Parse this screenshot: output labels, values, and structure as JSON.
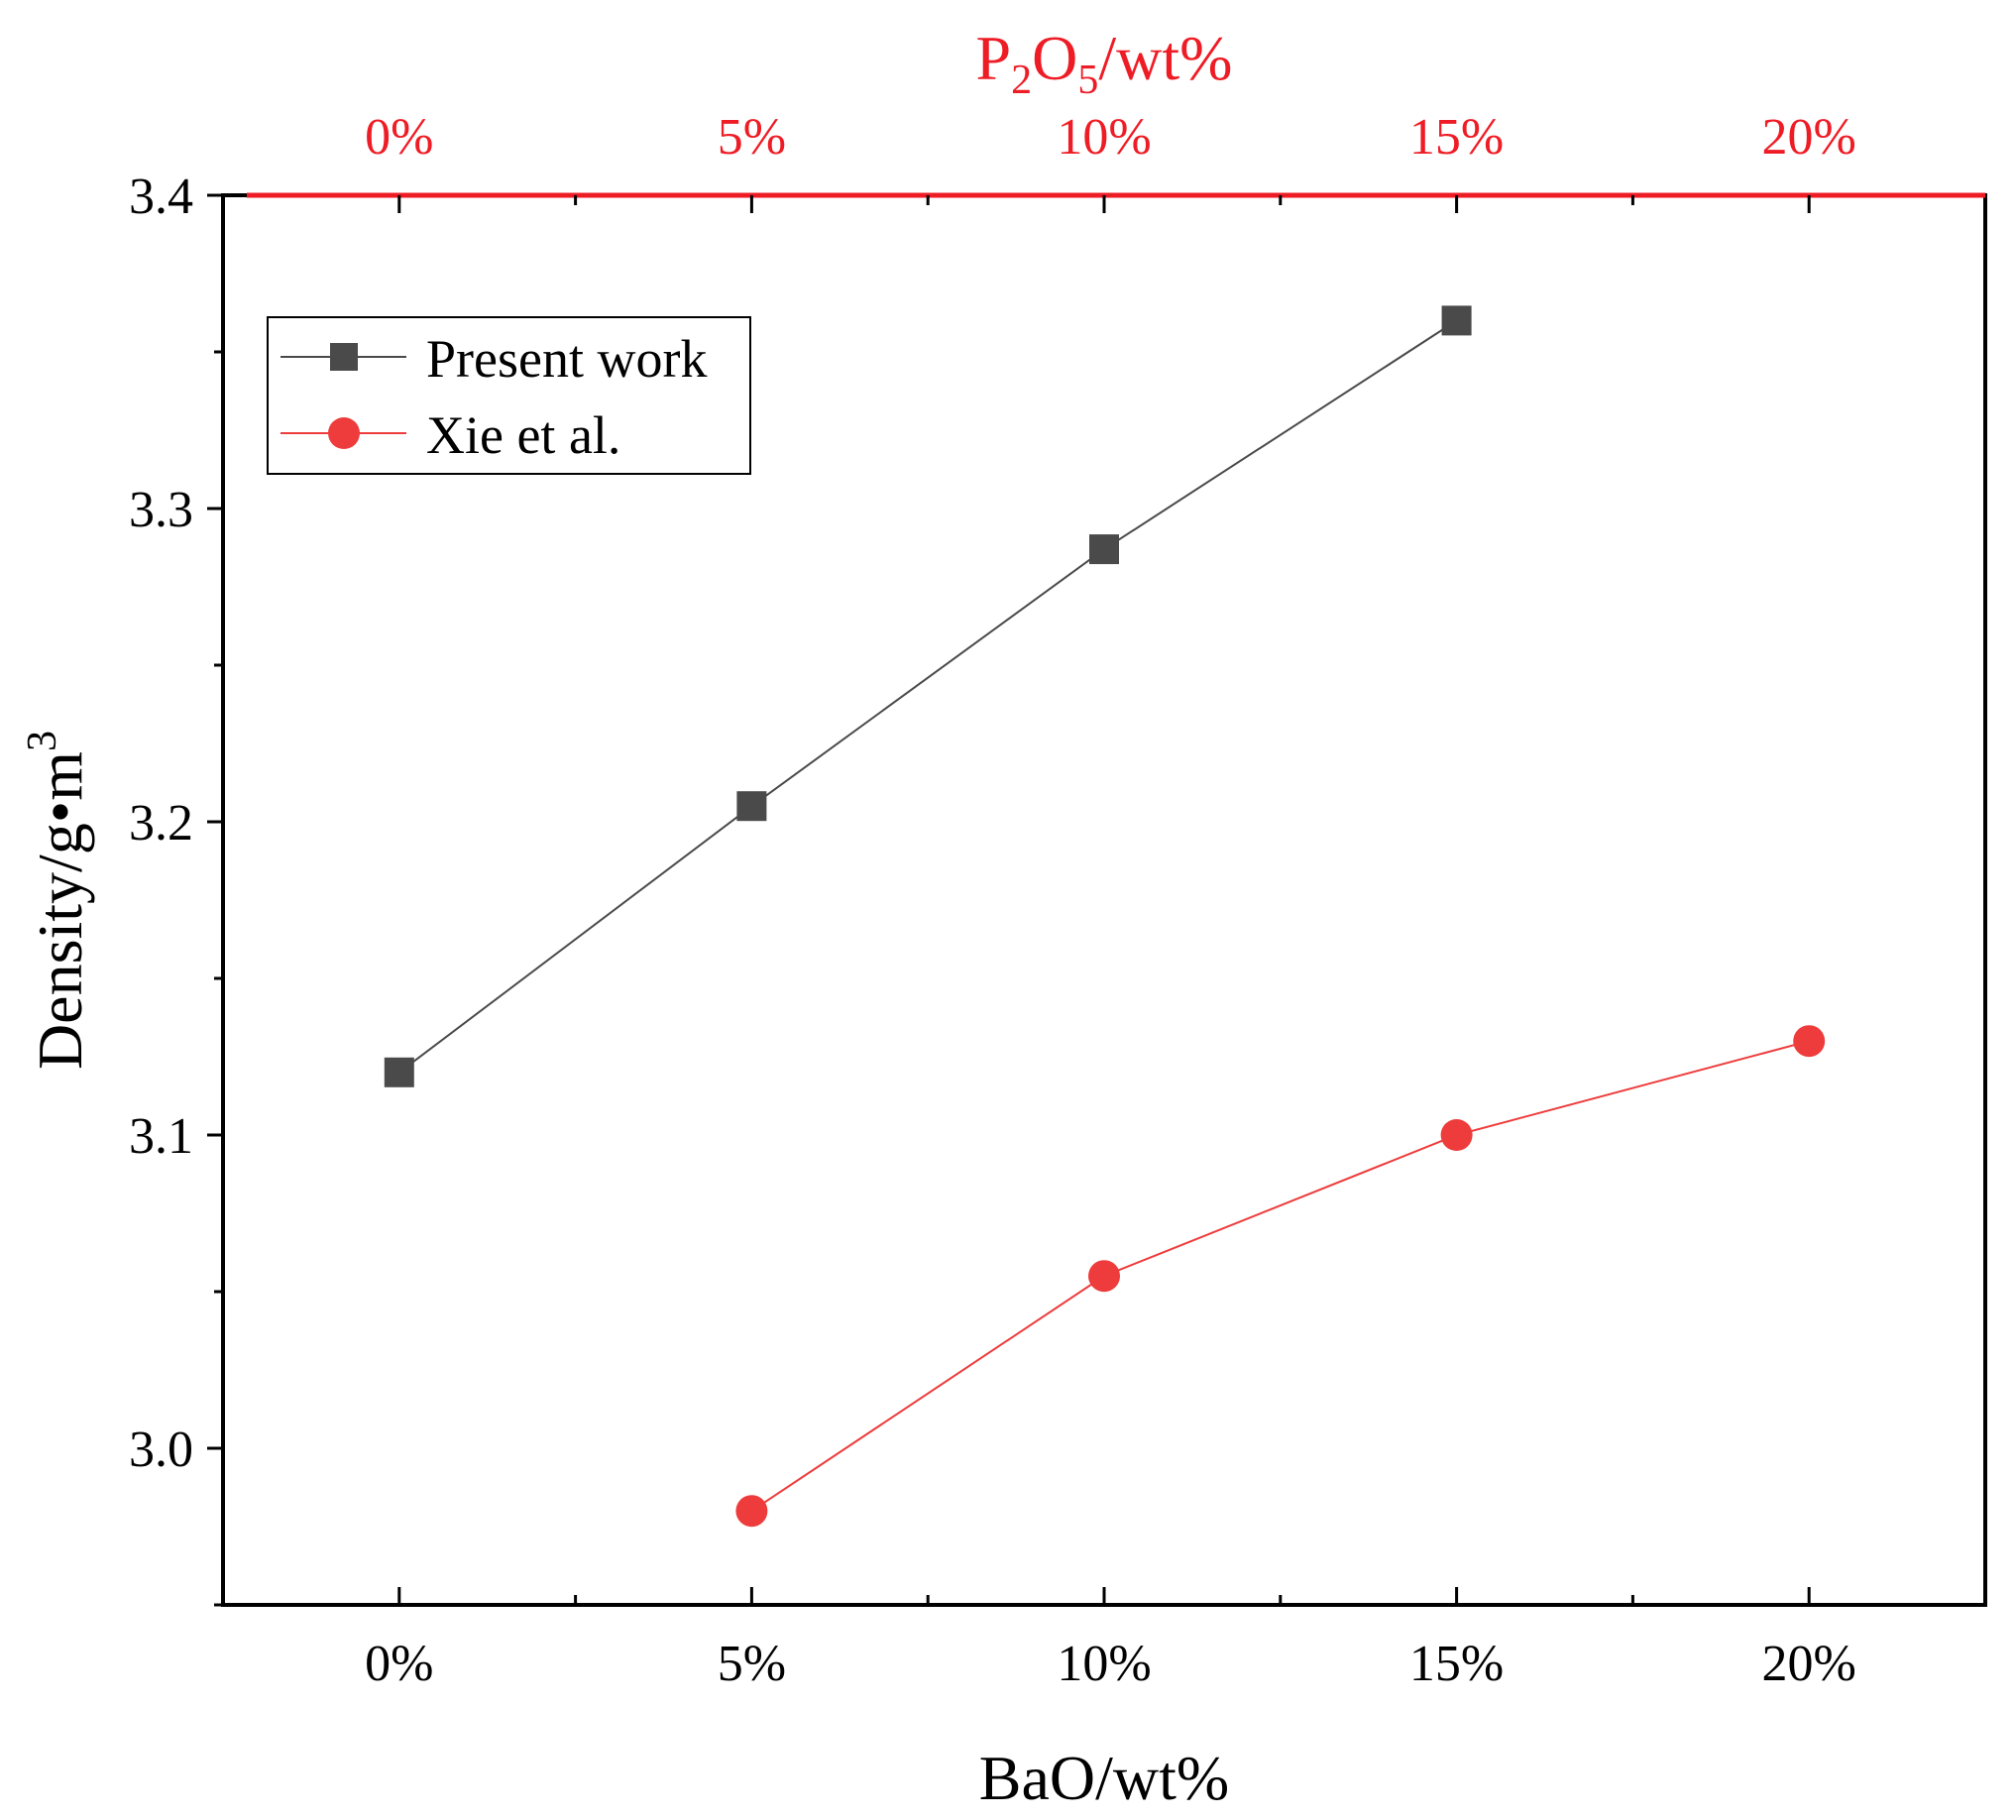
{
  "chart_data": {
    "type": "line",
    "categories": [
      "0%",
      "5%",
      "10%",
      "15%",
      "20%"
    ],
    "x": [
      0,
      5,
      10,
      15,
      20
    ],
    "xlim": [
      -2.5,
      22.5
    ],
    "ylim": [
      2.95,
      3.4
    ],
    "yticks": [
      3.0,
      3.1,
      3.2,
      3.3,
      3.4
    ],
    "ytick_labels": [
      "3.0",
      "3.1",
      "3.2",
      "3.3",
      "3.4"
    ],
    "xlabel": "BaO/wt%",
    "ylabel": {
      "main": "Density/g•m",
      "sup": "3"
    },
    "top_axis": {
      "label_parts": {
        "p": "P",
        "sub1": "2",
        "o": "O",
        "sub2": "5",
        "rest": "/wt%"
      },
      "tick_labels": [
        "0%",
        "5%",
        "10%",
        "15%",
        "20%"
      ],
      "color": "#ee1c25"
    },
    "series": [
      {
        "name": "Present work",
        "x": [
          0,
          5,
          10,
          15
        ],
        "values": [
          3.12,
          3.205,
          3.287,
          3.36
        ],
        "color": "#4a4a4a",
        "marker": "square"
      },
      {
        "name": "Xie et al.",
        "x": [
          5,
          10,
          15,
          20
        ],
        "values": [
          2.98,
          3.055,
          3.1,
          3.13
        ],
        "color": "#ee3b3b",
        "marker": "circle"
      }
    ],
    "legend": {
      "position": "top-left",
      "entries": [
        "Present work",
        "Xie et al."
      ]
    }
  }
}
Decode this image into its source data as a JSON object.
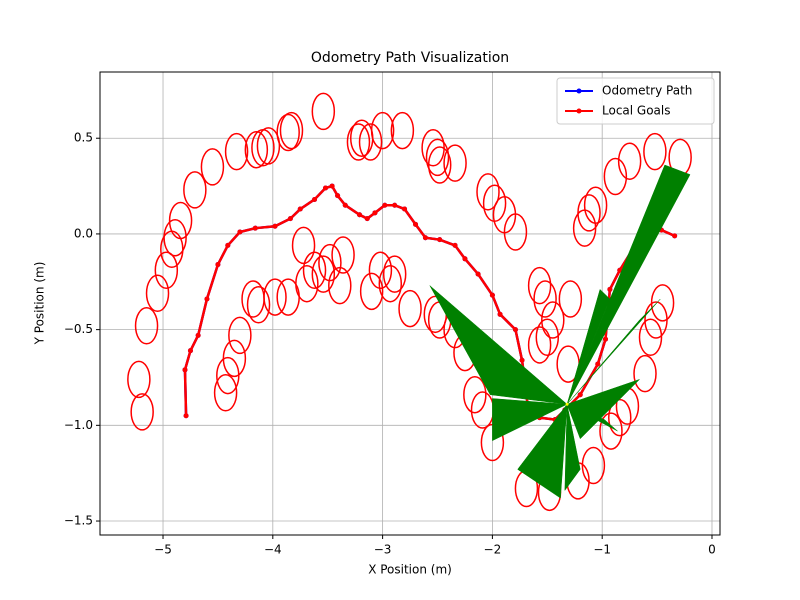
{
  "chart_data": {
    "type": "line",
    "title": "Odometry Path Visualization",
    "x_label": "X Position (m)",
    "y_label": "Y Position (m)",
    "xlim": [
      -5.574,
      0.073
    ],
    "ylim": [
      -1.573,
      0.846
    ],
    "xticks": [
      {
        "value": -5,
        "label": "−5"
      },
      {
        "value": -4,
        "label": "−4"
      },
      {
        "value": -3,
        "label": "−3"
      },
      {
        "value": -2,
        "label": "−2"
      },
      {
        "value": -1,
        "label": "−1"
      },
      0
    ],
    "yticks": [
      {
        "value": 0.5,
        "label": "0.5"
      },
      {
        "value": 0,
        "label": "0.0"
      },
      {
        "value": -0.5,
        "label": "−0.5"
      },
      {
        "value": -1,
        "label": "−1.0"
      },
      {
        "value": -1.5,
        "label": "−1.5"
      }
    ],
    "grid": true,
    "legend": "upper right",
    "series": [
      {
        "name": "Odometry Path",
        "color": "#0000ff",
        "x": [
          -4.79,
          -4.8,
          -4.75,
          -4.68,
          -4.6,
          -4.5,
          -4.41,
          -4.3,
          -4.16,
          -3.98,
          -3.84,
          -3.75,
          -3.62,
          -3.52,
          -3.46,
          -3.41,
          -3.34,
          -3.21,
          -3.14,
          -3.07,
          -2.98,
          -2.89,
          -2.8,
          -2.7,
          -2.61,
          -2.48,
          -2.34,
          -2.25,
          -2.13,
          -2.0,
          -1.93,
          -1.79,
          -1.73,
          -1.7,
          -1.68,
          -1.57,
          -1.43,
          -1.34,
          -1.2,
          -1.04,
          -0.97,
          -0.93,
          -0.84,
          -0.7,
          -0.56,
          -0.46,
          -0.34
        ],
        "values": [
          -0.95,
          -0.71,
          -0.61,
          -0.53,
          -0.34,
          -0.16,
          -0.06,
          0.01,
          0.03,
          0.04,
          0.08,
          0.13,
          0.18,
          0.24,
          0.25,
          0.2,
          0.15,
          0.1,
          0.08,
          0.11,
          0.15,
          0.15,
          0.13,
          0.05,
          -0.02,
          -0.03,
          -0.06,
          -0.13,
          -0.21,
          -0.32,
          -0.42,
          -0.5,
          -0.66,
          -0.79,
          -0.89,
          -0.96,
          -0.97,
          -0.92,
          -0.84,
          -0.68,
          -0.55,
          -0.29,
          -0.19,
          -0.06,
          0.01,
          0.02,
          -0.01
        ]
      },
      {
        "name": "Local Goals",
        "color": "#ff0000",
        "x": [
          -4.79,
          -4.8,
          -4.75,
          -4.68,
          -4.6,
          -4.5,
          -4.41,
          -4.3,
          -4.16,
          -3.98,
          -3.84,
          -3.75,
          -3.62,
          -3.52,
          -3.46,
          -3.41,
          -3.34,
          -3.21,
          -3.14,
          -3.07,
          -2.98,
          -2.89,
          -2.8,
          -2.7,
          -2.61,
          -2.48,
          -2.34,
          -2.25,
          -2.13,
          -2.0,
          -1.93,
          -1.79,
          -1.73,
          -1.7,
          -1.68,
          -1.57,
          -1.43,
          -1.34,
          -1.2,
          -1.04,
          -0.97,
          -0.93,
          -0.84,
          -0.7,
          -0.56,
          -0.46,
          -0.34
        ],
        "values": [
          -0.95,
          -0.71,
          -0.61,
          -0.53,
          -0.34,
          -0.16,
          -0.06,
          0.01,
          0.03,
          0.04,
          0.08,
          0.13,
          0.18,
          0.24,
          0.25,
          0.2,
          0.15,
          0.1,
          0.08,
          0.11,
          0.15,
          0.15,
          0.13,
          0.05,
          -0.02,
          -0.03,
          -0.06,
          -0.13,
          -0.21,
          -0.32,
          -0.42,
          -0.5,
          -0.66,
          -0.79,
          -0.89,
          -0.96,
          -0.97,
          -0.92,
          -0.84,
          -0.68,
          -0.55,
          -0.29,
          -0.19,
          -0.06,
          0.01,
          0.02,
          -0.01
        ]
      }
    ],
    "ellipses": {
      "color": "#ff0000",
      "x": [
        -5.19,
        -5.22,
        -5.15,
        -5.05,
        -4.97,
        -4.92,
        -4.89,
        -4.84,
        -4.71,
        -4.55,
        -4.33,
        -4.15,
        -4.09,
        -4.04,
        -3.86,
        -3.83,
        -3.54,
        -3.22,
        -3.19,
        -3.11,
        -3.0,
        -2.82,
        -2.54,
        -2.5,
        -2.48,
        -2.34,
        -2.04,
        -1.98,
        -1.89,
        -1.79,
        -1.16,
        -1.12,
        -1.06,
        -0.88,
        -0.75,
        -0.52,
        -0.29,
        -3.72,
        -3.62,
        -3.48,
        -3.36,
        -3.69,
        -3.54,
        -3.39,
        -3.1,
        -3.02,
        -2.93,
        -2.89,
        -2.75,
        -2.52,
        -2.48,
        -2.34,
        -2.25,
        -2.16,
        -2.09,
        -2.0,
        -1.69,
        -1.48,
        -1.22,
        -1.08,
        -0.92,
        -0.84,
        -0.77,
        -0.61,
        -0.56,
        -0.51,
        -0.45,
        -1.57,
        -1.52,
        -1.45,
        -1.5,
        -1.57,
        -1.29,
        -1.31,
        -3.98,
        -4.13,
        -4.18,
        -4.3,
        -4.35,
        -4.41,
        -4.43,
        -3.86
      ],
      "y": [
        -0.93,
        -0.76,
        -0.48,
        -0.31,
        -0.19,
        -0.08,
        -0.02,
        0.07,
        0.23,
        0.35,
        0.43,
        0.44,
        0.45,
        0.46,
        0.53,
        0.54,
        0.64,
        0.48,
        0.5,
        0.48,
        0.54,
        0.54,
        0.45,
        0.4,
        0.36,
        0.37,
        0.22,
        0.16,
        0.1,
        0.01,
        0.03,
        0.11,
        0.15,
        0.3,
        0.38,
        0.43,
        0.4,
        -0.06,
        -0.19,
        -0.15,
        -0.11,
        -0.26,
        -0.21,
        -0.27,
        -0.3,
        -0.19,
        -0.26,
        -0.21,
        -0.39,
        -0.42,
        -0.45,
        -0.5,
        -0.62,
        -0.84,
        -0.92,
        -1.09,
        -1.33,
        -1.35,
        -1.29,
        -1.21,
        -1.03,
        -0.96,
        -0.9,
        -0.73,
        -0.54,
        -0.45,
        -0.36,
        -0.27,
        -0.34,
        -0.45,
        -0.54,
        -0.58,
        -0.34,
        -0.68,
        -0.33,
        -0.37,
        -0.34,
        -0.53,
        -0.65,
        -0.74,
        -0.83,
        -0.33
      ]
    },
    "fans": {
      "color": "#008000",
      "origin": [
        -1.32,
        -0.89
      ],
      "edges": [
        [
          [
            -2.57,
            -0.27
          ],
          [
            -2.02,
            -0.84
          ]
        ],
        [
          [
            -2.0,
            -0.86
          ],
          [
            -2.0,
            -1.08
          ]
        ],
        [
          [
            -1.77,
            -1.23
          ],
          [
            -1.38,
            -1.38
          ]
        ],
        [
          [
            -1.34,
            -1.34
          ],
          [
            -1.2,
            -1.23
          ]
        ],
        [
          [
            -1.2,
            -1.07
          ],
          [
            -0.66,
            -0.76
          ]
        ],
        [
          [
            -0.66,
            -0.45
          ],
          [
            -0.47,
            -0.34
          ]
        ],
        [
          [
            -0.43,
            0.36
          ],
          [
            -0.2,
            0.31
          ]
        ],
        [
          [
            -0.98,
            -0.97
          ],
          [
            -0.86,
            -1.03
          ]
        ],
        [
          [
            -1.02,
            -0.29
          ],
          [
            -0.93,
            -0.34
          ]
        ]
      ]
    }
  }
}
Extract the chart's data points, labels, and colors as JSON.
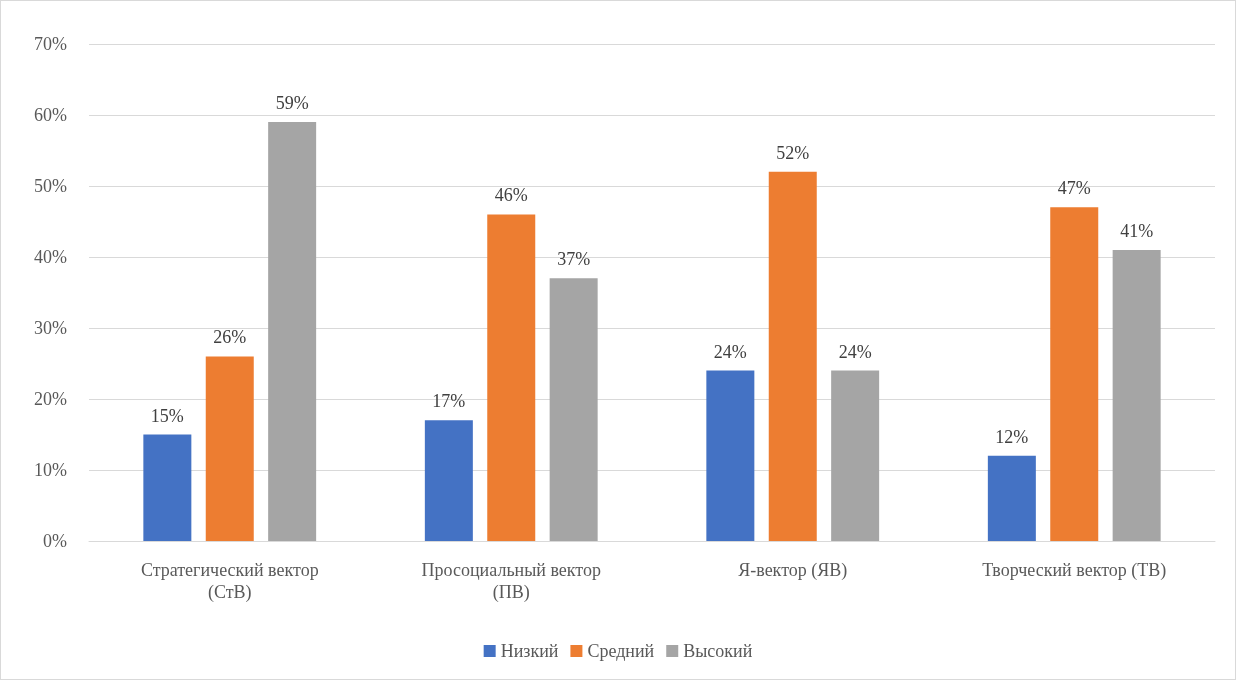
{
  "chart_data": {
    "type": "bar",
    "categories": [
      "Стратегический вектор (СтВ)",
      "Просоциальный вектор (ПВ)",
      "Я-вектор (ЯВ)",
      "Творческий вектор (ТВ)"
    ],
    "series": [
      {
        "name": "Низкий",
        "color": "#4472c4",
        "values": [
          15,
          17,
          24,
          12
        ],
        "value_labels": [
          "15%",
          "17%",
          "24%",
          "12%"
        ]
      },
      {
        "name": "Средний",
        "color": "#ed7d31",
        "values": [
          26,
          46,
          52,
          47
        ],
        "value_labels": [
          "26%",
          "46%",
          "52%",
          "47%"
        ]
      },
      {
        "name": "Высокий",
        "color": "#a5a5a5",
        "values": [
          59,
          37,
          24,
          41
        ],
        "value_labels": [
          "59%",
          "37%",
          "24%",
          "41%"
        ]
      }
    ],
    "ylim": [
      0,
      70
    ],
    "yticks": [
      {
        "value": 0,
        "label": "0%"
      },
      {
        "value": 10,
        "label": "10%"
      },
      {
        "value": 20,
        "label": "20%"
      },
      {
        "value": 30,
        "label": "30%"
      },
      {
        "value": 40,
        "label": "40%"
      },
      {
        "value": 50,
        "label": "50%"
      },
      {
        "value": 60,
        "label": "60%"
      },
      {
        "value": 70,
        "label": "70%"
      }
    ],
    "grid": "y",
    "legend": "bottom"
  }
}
+++
### THE REQUEST
A line counts if it holds the word "Path". Work out how many lines in the listing count, and give only that number.

### RESPONSE
2